## Records for this task
## BEGIN
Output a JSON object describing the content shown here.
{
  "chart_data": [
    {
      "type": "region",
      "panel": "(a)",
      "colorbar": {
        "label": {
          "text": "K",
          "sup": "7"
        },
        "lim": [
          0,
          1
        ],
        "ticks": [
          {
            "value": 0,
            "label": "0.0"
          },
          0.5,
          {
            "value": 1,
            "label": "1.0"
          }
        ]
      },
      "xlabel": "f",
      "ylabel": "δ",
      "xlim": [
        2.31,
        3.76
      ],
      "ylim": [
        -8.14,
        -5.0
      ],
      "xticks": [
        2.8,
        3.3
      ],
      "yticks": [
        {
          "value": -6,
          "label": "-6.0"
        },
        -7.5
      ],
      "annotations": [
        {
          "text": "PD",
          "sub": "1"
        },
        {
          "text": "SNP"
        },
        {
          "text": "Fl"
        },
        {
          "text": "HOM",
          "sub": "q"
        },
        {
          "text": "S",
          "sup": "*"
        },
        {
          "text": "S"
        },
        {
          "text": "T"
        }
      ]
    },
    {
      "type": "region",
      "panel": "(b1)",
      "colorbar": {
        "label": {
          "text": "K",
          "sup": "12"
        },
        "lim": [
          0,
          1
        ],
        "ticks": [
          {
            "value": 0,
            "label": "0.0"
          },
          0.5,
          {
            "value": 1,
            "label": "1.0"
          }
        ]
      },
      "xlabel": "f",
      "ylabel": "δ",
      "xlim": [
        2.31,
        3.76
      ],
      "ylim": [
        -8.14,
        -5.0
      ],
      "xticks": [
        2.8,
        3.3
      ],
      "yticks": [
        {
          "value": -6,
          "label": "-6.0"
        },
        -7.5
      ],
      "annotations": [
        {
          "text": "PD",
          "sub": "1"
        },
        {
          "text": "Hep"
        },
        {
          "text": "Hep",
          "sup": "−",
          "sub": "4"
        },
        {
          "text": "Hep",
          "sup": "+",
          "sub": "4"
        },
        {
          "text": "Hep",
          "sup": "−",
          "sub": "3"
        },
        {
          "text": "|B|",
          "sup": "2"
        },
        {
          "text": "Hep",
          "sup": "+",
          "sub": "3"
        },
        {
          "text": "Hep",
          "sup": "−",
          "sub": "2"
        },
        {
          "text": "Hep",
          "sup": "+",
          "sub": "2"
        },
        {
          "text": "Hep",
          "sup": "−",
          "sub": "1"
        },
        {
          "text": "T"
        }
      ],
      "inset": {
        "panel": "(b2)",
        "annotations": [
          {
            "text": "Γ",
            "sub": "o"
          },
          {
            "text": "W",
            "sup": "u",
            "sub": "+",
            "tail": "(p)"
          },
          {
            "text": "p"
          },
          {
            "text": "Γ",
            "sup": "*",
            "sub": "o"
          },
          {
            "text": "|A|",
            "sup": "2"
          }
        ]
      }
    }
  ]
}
## END
## Exercise objective
Write out the listing once more, matching it exactly.

## Correct response
Output a JSON object describing the content shown here.
{
  "chart_data": [
    {
      "type": "region",
      "panel": "(a)",
      "colorbar": {
        "label": {
          "text": "K",
          "sup": "7"
        },
        "lim": [
          0,
          1
        ],
        "ticks": [
          {
            "value": 0,
            "label": "0.0"
          },
          0.5,
          {
            "value": 1,
            "label": "1.0"
          }
        ]
      },
      "xlabel": "f",
      "ylabel": "δ",
      "xlim": [
        2.31,
        3.76
      ],
      "ylim": [
        -8.14,
        -5.0
      ],
      "xticks": [
        2.8,
        3.3
      ],
      "yticks": [
        {
          "value": -6,
          "label": "-6.0"
        },
        -7.5
      ],
      "annotations": [
        {
          "text": "PD",
          "sub": "1"
        },
        {
          "text": "SNP"
        },
        {
          "text": "Fl"
        },
        {
          "text": "HOM",
          "sub": "q"
        },
        {
          "text": "S",
          "sup": "*"
        },
        {
          "text": "S"
        },
        {
          "text": "T"
        }
      ]
    },
    {
      "type": "region",
      "panel": "(b1)",
      "colorbar": {
        "label": {
          "text": "K",
          "sup": "12"
        },
        "lim": [
          0,
          1
        ],
        "ticks": [
          {
            "value": 0,
            "label": "0.0"
          },
          0.5,
          {
            "value": 1,
            "label": "1.0"
          }
        ]
      },
      "xlabel": "f",
      "ylabel": "δ",
      "xlim": [
        2.31,
        3.76
      ],
      "ylim": [
        -8.14,
        -5.0
      ],
      "xticks": [
        2.8,
        3.3
      ],
      "yticks": [
        {
          "value": -6,
          "label": "-6.0"
        },
        -7.5
      ],
      "annotations": [
        {
          "text": "PD",
          "sub": "1"
        },
        {
          "text": "Hep"
        },
        {
          "text": "Hep",
          "sup": "−",
          "sub": "4"
        },
        {
          "text": "Hep",
          "sup": "+",
          "sub": "4"
        },
        {
          "text": "Hep",
          "sup": "−",
          "sub": "3"
        },
        {
          "text": "|B|",
          "sup": "2"
        },
        {
          "text": "Hep",
          "sup": "+",
          "sub": "3"
        },
        {
          "text": "Hep",
          "sup": "−",
          "sub": "2"
        },
        {
          "text": "Hep",
          "sup": "+",
          "sub": "2"
        },
        {
          "text": "Hep",
          "sup": "−",
          "sub": "1"
        },
        {
          "text": "T"
        }
      ],
      "inset": {
        "panel": "(b2)",
        "annotations": [
          {
            "text": "Γ",
            "sub": "o"
          },
          {
            "text": "W",
            "sup": "u",
            "sub": "+",
            "tail": "(p)"
          },
          {
            "text": "p"
          },
          {
            "text": "Γ",
            "sup": "*",
            "sub": "o"
          },
          {
            "text": "|A|",
            "sup": "2"
          }
        ]
      }
    }
  ]
}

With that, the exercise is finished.